### PROBLEM TO WORK ON
Please rewrite the passage of the article on Iraq strategy below, between "Calling Isis an" and "war last summer.", inclusive, putting "congressional hearing" in place of "Senate hearing".

US hawks criticize Obama for 'fundamentally flawed' Iraq strategy
After the fall of Ramadi in Iraq and Palmyra in Syria to Isis militants, critics say president’s strategy is no longer viable and US should step in
5/22/15
Displaced Iraqis from Ramadi cross the Bzebiz bridge fleeing fighting. Photograph: Karim Kadim/AP
Spencer Ackerman in New York
Thursday 21 May 2015 13.05 EDT
Last modified on Thursday 21 May 201513.57 EDT
Iraq hawks began to argue for re-Americanizing the war against the Islamic Stateon Thursday in response to nearly a week of audacious territorial gains in Iraq and Syria.
Key architects of the 2007-8 troop surge called Obama’s strategy in the nine-month-old war no longer viable now that Isis has seized Ramadi in Iraq andPalmyra in Syria. They stopped just short of urging the one step most allergic to the American president: returning US combat troops to the battlefield where nearly 4,500 of them died during the 2003-2011 occupation.
Calling Isis an “unfathomable evil” during a Thursday morning Senate hearing, Fred Kagan of the American Enterprise Institute urged “a total of 15 to 20,000 US troops in Iraq in order to provide the necessary enablers, advisers and so forth. Anything less than that is simply unserious.”
Jack Keane, the former army vice-chief of staff and mentor to General David Petraeus, excoriated the Obama administration for a “fundamentally flawed” strategy that effectively cedes Syria to Isis. He said it was time to begin “serious planning” for the reintroduction of US combat brigades, something Obama has consistently ruled out since he began the anti-Isis war last summer.
But Keane stopped short of urging large-scale American involvement. Instead, US war planners should allow American forces to spot for air strikes, supplement the air war with attack helicopters and C-130 logistics transport planes, and special-operations strike teams should “routinely” raid Isis positions in Iraq and Syria.
Early indications after the fall of Ramadi and now the ancient Syrian city of Palmyra were that Obama is not considering such a sweeping recalibration.
“No, I don’t think we’re losing,” the president told the Atlantic magazine in an interview conducted a day before Palmyra fell and published a day after. “There’s no doubt there was a tactical setback, although Ramadi had been vulnerable for a very long time.”
The president put the onus on Iraqis to find a solution.
“And one lesson that I think is important to draw from what happened [after the 2003 invasion] is that if the Iraqis themselves are not willing or capable to arrive at the political accommodations necessary to govern, if they are not willing to fight for the security of their country, we cannot do that for them.”

### INFORMATION GIVEN
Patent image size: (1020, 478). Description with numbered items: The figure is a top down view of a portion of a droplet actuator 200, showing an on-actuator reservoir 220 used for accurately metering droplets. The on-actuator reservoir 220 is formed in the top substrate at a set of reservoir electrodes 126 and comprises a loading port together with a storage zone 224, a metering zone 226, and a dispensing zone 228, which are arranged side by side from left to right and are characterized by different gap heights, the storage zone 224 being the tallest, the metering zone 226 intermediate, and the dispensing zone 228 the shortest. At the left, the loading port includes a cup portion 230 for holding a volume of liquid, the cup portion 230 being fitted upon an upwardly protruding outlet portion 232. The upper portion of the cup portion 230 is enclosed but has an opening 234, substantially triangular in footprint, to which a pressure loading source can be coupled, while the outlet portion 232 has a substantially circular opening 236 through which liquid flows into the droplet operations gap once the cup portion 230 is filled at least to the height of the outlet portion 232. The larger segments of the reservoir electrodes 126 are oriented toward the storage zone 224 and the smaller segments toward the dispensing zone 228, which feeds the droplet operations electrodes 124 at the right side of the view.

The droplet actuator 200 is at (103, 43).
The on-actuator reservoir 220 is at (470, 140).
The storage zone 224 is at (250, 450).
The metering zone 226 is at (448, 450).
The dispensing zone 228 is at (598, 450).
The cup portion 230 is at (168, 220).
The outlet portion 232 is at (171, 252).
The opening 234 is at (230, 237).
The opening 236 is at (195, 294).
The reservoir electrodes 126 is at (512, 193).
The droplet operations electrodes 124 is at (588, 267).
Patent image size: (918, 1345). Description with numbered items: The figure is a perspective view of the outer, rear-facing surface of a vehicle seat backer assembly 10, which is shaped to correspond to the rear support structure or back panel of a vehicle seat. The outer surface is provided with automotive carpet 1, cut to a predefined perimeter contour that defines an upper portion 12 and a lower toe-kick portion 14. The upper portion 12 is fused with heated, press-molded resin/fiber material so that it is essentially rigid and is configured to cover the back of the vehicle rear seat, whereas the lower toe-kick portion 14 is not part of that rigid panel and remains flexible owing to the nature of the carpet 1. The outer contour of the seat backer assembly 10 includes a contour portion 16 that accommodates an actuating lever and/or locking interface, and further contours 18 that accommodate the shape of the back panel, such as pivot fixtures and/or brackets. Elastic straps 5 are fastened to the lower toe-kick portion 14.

### FULL OUTPUT
Calling Isis an “unfathomable evil” during a Thursday morning congressional hearing, Fred Kagan of the American Enterprise Institute urged “a total of 15 to 20,000 US troops in Iraq in order to provide the necessary enablers, advisers and so forth. Anything less than that is simply unserious.”
Jack Keane, the former army vice-chief of staff and mentor to General David Petraeus, excoriated the Obama administration for a “fundamentally flawed” strategy that effectively cedes Syria to Isis. He said it was time to begin “serious planning” for the reintroduction of US combat brigades, something Obama has consistently ruled out since he began the anti-Isis war last summer.